TASK OBJECTIVE:
Look for the string "Museen" and copy every line that has it.

RECORDED DATA:
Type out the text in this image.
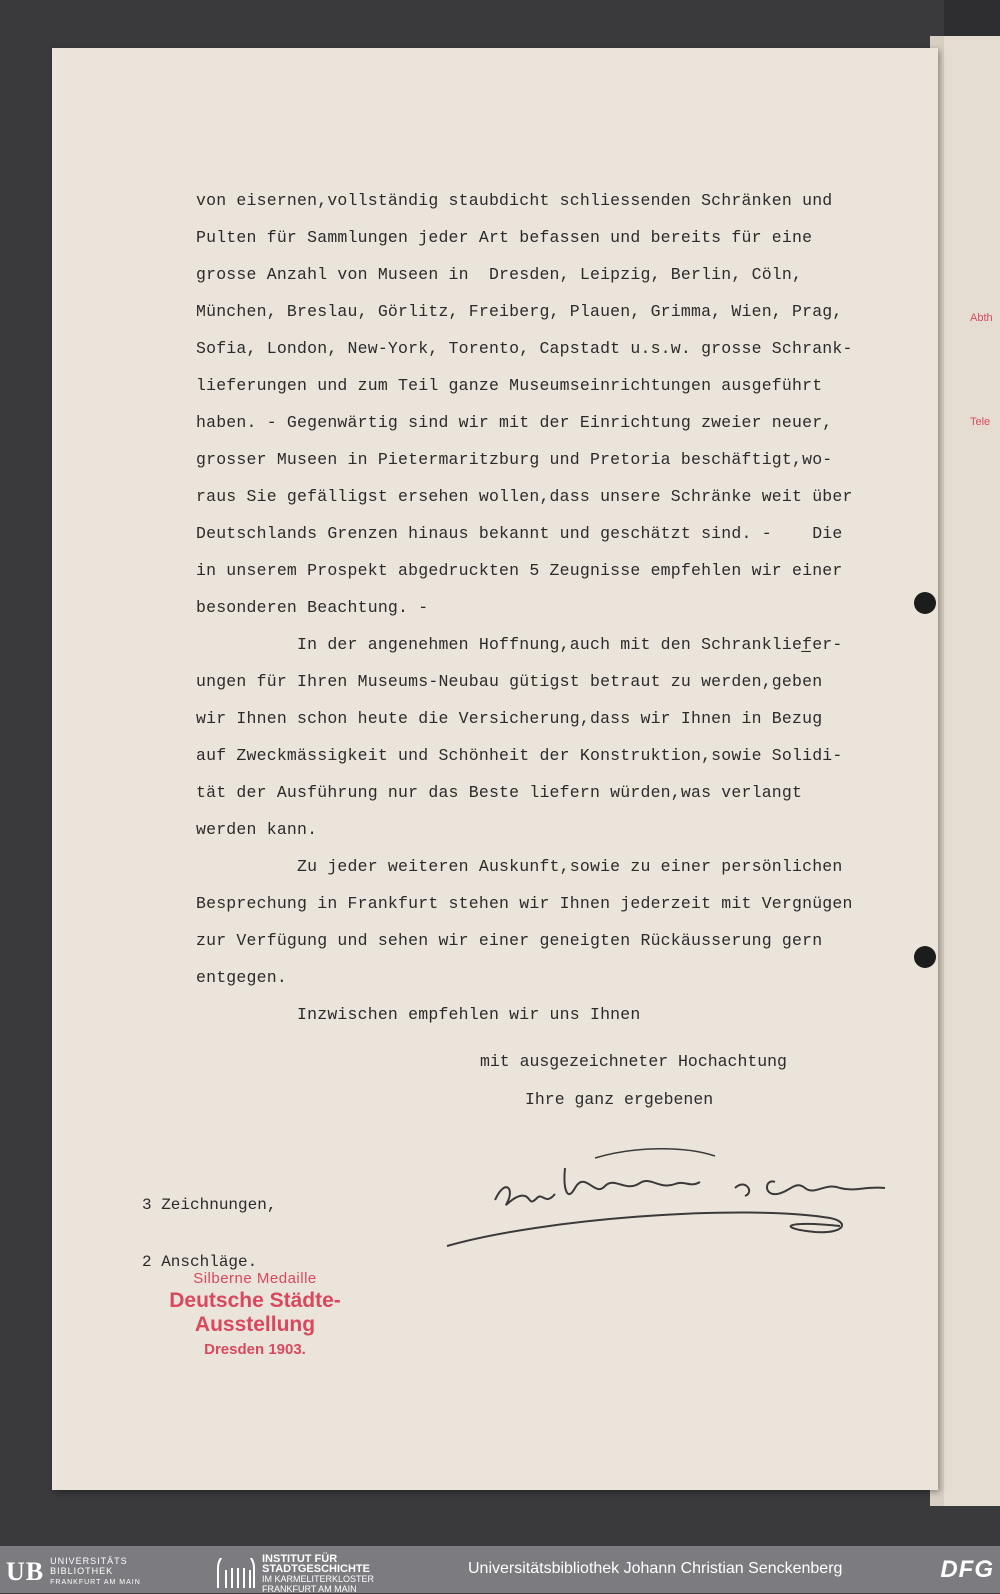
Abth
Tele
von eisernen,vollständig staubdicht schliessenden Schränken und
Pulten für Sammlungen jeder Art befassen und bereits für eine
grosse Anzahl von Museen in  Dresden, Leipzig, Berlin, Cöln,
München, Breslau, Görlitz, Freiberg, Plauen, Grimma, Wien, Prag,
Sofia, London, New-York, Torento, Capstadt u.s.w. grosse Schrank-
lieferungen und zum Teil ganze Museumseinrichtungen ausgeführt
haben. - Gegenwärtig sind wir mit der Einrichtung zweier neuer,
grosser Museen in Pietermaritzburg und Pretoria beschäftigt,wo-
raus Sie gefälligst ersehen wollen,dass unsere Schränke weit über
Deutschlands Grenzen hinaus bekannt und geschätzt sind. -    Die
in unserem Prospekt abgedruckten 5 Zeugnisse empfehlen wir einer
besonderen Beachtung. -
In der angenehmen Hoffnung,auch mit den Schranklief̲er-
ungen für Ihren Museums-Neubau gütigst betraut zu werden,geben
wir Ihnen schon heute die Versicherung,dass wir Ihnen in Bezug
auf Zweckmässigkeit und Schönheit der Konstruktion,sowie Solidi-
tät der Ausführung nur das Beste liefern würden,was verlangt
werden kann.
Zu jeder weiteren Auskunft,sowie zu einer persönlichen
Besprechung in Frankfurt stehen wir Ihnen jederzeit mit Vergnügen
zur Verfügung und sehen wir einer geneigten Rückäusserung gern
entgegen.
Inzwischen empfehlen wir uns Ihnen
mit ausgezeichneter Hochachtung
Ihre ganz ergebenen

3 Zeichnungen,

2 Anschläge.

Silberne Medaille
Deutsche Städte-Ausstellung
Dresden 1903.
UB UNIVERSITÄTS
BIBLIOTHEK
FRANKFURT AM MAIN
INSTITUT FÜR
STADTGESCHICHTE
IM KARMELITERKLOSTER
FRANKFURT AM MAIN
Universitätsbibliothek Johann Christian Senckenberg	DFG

WRITTEN SOLUTION:
grosse Anzahl von Museen in  Dresden, Leipzig, Berlin, Cöln,
grosser Museen in Pietermaritzburg und Pretoria beschäftigt,wo-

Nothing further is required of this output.